> Aim of the task: Every entry must be copied word for word.
○ ○ ○ ○ ○
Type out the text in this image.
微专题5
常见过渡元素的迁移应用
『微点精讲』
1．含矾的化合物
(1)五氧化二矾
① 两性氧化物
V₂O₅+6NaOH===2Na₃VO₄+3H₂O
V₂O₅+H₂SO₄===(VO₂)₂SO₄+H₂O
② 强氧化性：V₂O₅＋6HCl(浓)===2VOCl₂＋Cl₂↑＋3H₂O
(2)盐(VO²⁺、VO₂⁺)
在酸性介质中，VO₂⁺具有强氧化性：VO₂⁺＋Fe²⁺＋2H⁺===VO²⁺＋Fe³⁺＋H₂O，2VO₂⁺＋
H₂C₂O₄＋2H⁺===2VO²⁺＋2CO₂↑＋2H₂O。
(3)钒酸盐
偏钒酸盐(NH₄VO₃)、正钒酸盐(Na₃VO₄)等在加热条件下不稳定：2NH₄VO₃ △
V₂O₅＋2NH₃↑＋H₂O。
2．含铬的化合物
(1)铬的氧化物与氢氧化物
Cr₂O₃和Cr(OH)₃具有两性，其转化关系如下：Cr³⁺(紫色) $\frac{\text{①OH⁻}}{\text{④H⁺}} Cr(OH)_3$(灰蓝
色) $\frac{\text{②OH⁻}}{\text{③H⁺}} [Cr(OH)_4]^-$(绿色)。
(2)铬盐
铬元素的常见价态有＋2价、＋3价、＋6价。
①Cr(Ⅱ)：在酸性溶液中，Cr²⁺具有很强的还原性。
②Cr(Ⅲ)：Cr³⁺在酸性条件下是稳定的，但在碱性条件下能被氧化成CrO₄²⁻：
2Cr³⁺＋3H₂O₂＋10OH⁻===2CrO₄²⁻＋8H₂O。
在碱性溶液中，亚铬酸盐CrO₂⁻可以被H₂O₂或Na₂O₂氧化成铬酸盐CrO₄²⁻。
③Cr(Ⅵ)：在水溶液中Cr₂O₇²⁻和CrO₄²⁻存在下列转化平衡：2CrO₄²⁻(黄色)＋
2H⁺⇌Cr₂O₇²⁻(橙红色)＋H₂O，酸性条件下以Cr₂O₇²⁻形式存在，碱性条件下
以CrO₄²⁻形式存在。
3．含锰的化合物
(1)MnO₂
○ ○ ○ ○ ○
> Output for this exercise:
Type out the text in this image.
微专题5
常见过渡元素的迁移应用
『微点精讲』
1．含矾的化合物
(1)五氧化二矾
① 两性氧化物
V₂O₅+6NaOH===2Na₃VO₄+3H₂O
V₂O₅+H₂SO₄===(VO₂)₂SO₄+H₂O
② 强氧化性：V₂O₅＋6HCl(浓)===2VOCl₂＋Cl₂↑＋3H₂O
(2)盐(VO²⁺、VO₂⁺)
在酸性介质中，VO₂⁺具有强氧化性：VO₂⁺＋Fe²⁺＋2H⁺===VO²⁺＋Fe³⁺＋H₂O，2VO₂⁺＋
H₂C₂O₄＋2H⁺===2VO²⁺＋2CO₂↑＋2H₂O。
(3)钒酸盐
偏钒酸盐(NH₄VO₃)、正钒酸盐(Na₃VO₄)等在加热条件下不稳定：2NH₄VO₃ △
V₂O₅＋2NH₃↑＋H₂O。
2．含铬的化合物
(1)铬的氧化物与氢氧化物
Cr₂O₃和Cr(OH)₃具有两性，其转化关系如下：Cr³⁺(紫色) $\frac{\text{①OH⁻}}{\text{④H⁺}} Cr(OH)_3$(灰蓝
色) $\frac{\text{②OH⁻}}{\text{③H⁺}} [Cr(OH)_4]^-$(绿色)。
(2)铬盐
铬元素的常见价态有＋2价、＋3价、＋6价。
①Cr(Ⅱ)：在酸性溶液中，Cr²⁺具有很强的还原性。
②Cr(Ⅲ)：Cr³⁺在酸性条件下是稳定的，但在碱性条件下能被氧化成CrO₄²⁻：
2Cr³⁺＋3H₂O₂＋10OH⁻===2CrO₄²⁻＋8H₂O。
在碱性溶液中，亚铬酸盐CrO₂⁻可以被H₂O₂或Na₂O₂氧化成铬酸盐CrO₄²⁻。
③Cr(Ⅵ)：在水溶液中Cr₂O₇²⁻和CrO₄²⁻存在下列转化平衡：2CrO₄²⁻(黄色)＋
2H⁺⇌Cr₂O₇²⁻(橙红色)＋H₂O，酸性条件下以Cr₂O₇²⁻形式存在，碱性条件下
以CrO₄²⁻形式存在。
3．含锰的化合物
(1)MnO₂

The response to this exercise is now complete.